**Figure record extracts**

________________________________________

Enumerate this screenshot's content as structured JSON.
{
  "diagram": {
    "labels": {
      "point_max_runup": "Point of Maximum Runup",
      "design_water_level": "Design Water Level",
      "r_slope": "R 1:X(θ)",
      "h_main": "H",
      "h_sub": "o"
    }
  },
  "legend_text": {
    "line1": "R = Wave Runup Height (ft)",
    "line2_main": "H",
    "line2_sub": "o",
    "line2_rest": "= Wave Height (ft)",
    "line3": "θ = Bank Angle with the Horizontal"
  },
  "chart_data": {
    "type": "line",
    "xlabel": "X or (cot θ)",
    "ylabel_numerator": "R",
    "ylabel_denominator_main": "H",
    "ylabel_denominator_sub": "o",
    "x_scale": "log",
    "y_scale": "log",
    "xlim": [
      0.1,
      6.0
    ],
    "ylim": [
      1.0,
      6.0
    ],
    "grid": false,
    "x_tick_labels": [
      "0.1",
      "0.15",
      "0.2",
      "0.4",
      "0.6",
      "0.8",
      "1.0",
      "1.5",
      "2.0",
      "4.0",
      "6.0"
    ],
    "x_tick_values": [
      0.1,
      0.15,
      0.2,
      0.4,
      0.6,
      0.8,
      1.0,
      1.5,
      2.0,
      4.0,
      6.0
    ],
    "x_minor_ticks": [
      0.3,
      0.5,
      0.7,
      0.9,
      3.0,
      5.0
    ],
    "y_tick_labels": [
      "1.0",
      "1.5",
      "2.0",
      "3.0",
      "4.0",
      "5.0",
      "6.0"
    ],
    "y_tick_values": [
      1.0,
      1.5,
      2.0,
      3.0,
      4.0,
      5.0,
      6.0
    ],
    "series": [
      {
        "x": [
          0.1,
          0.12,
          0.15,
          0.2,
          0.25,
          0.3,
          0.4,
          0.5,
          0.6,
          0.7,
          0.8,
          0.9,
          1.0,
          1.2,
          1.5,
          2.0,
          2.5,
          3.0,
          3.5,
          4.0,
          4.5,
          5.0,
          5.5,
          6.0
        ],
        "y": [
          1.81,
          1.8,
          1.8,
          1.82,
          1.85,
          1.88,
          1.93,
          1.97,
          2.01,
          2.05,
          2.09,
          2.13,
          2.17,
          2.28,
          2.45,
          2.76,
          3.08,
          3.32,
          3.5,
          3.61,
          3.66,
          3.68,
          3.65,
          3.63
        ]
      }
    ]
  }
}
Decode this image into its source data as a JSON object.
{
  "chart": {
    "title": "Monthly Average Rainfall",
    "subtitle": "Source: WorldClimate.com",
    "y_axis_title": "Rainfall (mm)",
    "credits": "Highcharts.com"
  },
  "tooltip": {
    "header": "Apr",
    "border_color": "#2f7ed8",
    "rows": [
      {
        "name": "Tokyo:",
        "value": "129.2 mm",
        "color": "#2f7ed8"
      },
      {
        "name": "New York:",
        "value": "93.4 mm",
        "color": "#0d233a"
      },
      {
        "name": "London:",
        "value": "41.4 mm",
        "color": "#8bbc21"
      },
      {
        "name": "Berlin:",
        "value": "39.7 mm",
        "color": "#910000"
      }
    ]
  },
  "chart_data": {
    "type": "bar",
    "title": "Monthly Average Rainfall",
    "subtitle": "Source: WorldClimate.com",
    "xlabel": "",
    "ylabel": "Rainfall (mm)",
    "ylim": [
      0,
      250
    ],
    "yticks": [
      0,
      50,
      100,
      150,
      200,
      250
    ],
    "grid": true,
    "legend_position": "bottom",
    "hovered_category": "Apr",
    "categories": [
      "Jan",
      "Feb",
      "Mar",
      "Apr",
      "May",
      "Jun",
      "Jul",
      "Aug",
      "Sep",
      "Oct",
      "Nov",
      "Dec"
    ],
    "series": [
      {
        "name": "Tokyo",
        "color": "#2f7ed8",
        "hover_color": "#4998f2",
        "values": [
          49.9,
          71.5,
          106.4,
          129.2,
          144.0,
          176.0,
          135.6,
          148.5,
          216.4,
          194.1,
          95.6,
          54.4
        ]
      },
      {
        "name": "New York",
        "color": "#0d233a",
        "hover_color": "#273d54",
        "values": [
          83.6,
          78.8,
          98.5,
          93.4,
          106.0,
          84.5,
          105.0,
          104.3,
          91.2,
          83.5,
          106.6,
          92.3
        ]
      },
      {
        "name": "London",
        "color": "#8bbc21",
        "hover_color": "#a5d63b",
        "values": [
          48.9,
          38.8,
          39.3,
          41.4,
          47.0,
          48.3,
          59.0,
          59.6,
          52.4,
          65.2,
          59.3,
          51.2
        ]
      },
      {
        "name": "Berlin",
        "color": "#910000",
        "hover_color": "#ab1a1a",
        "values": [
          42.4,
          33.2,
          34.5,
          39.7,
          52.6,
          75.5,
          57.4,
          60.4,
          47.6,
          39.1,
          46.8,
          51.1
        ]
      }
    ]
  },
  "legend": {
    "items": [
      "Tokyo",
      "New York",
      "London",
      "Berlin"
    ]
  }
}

________________________________________

**WHAT TO DO**
All of the records must be repeated exactly.

**EXPECTED OUTPUT**
Enumerate this screenshot's content as structured JSON.
{
  "diagram": {
    "labels": {
      "point_max_runup": "Point of Maximum Runup",
      "design_water_level": "Design Water Level",
      "r_slope": "R 1:X(θ)",
      "h_main": "H",
      "h_sub": "o"
    }
  },
  "legend_text": {
    "line1": "R = Wave Runup Height (ft)",
    "line2_main": "H",
    "line2_sub": "o",
    "line2_rest": "= Wave Height (ft)",
    "line3": "θ = Bank Angle with the Horizontal"
  },
  "chart_data": {
    "type": "line",
    "xlabel": "X or (cot θ)",
    "ylabel_numerator": "R",
    "ylabel_denominator_main": "H",
    "ylabel_denominator_sub": "o",
    "x_scale": "log",
    "y_scale": "log",
    "xlim": [
      0.1,
      6.0
    ],
    "ylim": [
      1.0,
      6.0
    ],
    "grid": false,
    "x_tick_labels": [
      "0.1",
      "0.15",
      "0.2",
      "0.4",
      "0.6",
      "0.8",
      "1.0",
      "1.5",
      "2.0",
      "4.0",
      "6.0"
    ],
    "x_tick_values": [
      0.1,
      0.15,
      0.2,
      0.4,
      0.6,
      0.8,
      1.0,
      1.5,
      2.0,
      4.0,
      6.0
    ],
    "x_minor_ticks": [
      0.3,
      0.5,
      0.7,
      0.9,
      3.0,
      5.0
    ],
    "y_tick_labels": [
      "1.0",
      "1.5",
      "2.0",
      "3.0",
      "4.0",
      "5.0",
      "6.0"
    ],
    "y_tick_values": [
      1.0,
      1.5,
      2.0,
      3.0,
      4.0,
      5.0,
      6.0
    ],
    "series": [
      {
        "x": [
          0.1,
          0.12,
          0.15,
          0.2,
          0.25,
          0.3,
          0.4,
          0.5,
          0.6,
          0.7,
          0.8,
          0.9,
          1.0,
          1.2,
          1.5,
          2.0,
          2.5,
          3.0,
          3.5,
          4.0,
          4.5,
          5.0,
          5.5,
          6.0
        ],
        "y": [
          1.81,
          1.8,
          1.8,
          1.82,
          1.85,
          1.88,
          1.93,
          1.97,
          2.01,
          2.05,
          2.09,
          2.13,
          2.17,
          2.28,
          2.45,
          2.76,
          3.08,
          3.32,
          3.5,
          3.61,
          3.66,
          3.68,
          3.65,
          3.63
        ]
      }
    ]
  }
}
Decode this image into its source data as a JSON object.
{
  "chart": {
    "title": "Monthly Average Rainfall",
    "subtitle": "Source: WorldClimate.com",
    "y_axis_title": "Rainfall (mm)",
    "credits": "Highcharts.com"
  },
  "tooltip": {
    "header": "Apr",
    "border_color": "#2f7ed8",
    "rows": [
      {
        "name": "Tokyo:",
        "value": "129.2 mm",
        "color": "#2f7ed8"
      },
      {
        "name": "New York:",
        "value": "93.4 mm",
        "color": "#0d233a"
      },
      {
        "name": "London:",
        "value": "41.4 mm",
        "color": "#8bbc21"
      },
      {
        "name": "Berlin:",
        "value": "39.7 mm",
        "color": "#910000"
      }
    ]
  },
  "chart_data": {
    "type": "bar",
    "title": "Monthly Average Rainfall",
    "subtitle": "Source: WorldClimate.com",
    "xlabel": "",
    "ylabel": "Rainfall (mm)",
    "ylim": [
      0,
      250
    ],
    "yticks": [
      0,
      50,
      100,
      150,
      200,
      250
    ],
    "grid": true,
    "legend_position": "bottom",
    "hovered_category": "Apr",
    "categories": [
      "Jan",
      "Feb",
      "Mar",
      "Apr",
      "May",
      "Jun",
      "Jul",
      "Aug",
      "Sep",
      "Oct",
      "Nov",
      "Dec"
    ],
    "series": [
      {
        "name": "Tokyo",
        "color": "#2f7ed8",
        "hover_color": "#4998f2",
        "values": [
          49.9,
          71.5,
          106.4,
          129.2,
          144.0,
          176.0,
          135.6,
          148.5,
          216.4,
          194.1,
          95.6,
          54.4
        ]
      },
      {
        "name": "New York",
        "color": "#0d233a",
        "hover_color": "#273d54",
        "values": [
          83.6,
          78.8,
          98.5,
          93.4,
          106.0,
          84.5,
          105.0,
          104.3,
          91.2,
          83.5,
          106.6,
          92.3
        ]
      },
      {
        "name": "London",
        "color": "#8bbc21",
        "hover_color": "#a5d63b",
        "values": [
          48.9,
          38.8,
          39.3,
          41.4,
          47.0,
          48.3,
          59.0,
          59.6,
          52.4,
          65.2,
          59.3,
          51.2
        ]
      },
      {
        "name": "Berlin",
        "color": "#910000",
        "hover_color": "#ab1a1a",
        "values": [
          42.4,
          33.2,
          34.5,
          39.7,
          52.6,
          75.5,
          57.4,
          60.4,
          47.6,
          39.1,
          46.8,
          51.1
        ]
      }
    ]
  },
  "legend": {
    "items": [
      "Tokyo",
      "New York",
      "London",
      "Berlin"
    ]
  }
}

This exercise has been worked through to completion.